EXERCISE OBJECTIVE.
Go through the lines below. Copy those with "Untitled".

DATA EXTRACT.
§ §
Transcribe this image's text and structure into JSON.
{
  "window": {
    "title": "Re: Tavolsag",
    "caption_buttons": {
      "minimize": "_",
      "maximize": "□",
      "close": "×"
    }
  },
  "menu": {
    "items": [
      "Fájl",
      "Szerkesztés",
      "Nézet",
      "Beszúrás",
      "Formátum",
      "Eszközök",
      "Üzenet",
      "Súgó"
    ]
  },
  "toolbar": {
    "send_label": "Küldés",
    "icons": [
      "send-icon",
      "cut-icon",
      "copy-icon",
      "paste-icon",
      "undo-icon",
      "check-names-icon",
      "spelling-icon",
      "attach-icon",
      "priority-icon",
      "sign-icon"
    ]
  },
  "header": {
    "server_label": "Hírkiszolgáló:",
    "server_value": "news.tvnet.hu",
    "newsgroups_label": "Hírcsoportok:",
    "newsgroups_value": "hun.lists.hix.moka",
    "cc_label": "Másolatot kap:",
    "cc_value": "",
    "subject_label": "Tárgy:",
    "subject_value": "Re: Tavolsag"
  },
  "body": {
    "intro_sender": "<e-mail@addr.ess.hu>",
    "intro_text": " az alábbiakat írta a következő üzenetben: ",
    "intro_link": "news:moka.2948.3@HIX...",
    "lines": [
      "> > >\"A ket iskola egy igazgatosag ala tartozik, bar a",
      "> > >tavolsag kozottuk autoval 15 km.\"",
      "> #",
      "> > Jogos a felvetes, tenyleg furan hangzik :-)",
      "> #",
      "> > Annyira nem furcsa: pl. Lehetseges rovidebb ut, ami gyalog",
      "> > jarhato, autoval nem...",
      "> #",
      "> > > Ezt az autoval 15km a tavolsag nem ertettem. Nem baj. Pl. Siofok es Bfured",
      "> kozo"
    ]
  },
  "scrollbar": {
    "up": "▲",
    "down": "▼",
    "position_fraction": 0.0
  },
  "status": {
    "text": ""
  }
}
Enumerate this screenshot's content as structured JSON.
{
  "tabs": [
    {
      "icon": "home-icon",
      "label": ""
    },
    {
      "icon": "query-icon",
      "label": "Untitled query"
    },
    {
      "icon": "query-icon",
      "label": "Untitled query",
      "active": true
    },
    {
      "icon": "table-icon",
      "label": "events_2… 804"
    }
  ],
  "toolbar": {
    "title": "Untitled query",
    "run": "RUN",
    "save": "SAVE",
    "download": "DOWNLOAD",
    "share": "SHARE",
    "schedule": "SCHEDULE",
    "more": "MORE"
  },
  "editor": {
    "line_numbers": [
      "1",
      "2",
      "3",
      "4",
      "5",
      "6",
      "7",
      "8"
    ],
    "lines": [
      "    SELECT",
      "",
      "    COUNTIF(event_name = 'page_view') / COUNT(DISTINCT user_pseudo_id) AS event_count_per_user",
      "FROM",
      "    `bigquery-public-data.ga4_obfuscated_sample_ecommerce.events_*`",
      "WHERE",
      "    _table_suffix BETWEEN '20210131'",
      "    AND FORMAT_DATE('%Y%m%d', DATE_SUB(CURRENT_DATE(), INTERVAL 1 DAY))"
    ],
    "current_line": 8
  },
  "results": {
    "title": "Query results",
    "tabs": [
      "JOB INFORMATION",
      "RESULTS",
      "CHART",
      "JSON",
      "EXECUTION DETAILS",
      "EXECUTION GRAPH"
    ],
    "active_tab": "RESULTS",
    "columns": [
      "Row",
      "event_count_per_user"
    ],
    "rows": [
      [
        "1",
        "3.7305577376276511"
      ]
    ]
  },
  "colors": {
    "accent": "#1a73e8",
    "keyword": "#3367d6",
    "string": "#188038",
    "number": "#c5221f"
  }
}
§ §
CORRECT OUTPUT.
      "label": "Untitled query"
      "label": "Untitled query",
    "title": "Untitled query",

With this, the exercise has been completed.